[Data excerpts]
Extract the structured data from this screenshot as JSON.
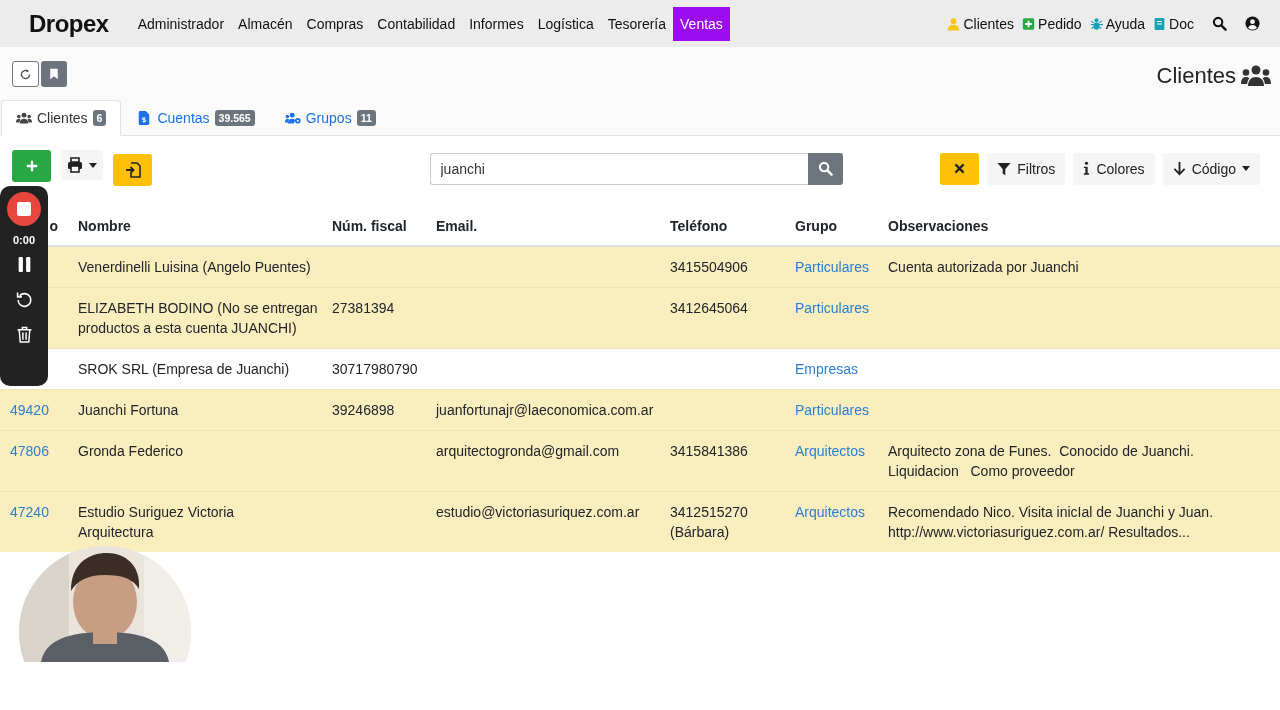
{
  "brand": {
    "name": "Dropex"
  },
  "nav": [
    {
      "label": "Administrador",
      "selected": false
    },
    {
      "label": "Almacén",
      "selected": false
    },
    {
      "label": "Compras",
      "selected": false
    },
    {
      "label": "Contabilidad",
      "selected": false
    },
    {
      "label": "Informes",
      "selected": false
    },
    {
      "label": "Logística",
      "selected": false
    },
    {
      "label": "Tesorería",
      "selected": false
    },
    {
      "label": "Ventas",
      "selected": true
    }
  ],
  "nav_right": [
    {
      "label": "Clientes",
      "kind": "person"
    },
    {
      "label": "Pedido",
      "kind": "plus"
    },
    {
      "label": "Ayuda",
      "kind": "bug"
    },
    {
      "label": "Doc",
      "kind": "book"
    }
  ],
  "page_title": "Clientes",
  "tabs": [
    {
      "label": "Clientes",
      "count": "6",
      "selected": true,
      "kind": "users"
    },
    {
      "label": "Cuentas",
      "count": "39.565",
      "selected": false,
      "kind": "file"
    },
    {
      "label": "Grupos",
      "count": "11",
      "selected": false,
      "kind": "group"
    }
  ],
  "search": {
    "value": "juanchi"
  },
  "toolbar_right": [
    {
      "label": "Filtros",
      "kind": "filter"
    },
    {
      "label": "Colores",
      "kind": "info"
    },
    {
      "label": "Código",
      "kind": "sort"
    }
  ],
  "recorder": {
    "time": "0:00"
  },
  "table": {
    "columns": [
      "o",
      "Nombre",
      "Núm. fiscal",
      "Email.",
      "Teléfono",
      "Grupo",
      "Observaciones"
    ],
    "rows": [
      {
        "highlighted": true,
        "name": "Venerdinelli Luisina (Angelo Puentes)",
        "phone": "3415504906",
        "group": "Particulares",
        "notes": "Cuenta autorizada por Juanchi"
      },
      {
        "highlighted": true,
        "name": "ELIZABETH BODINO (No se entregan\nproductos a esta cuenta JUANCHI)",
        "fiscal": "27381394",
        "phone": "3412645064",
        "group": "Particulares"
      },
      {
        "highlighted": false,
        "name": "SROK SRL (Empresa de Juanchi)",
        "fiscal": "30717980790",
        "group": "Empresas"
      },
      {
        "highlighted": true,
        "code": "49420",
        "name": "Juanchi Fortuna",
        "fiscal": "39246898",
        "email": "juanfortunajr@laeconomica.com.ar",
        "group": "Particulares"
      },
      {
        "highlighted": true,
        "code": "47806",
        "name": "Gronda Federico",
        "email": "arquitectogronda@gmail.com",
        "phone": "3415841386",
        "group": "Arquitectos",
        "notes": "Arquitecto zona de Funes.  Conocido de Juanchi.\nLiquidacion   Como proveedor"
      },
      {
        "highlighted": true,
        "code": "47240",
        "name": "Estudio Suriguez Victoria\nArquitectura",
        "email": "estudio@victoriasuriquez.com.ar",
        "phone": "3412515270\n(Bárbara)",
        "group": "Arquitectos",
        "notes": "Recomendado Nico. Visita inicIal de Juanchi y Juan.\nhttp://www.victoriasuriguez.com.ar/ Resultados..."
      }
    ]
  }
}
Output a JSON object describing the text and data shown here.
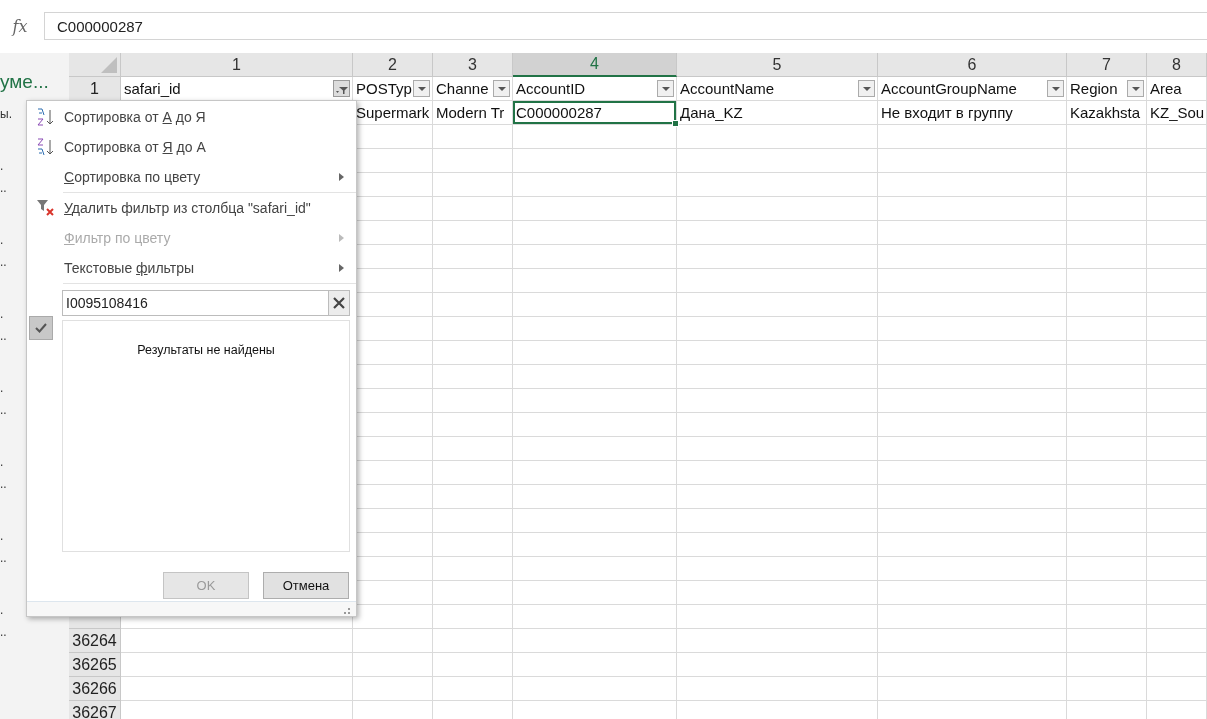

- _Short problem_: Say how many lines contain "name", and give nothing but that number.

- _Reply to the task_: 7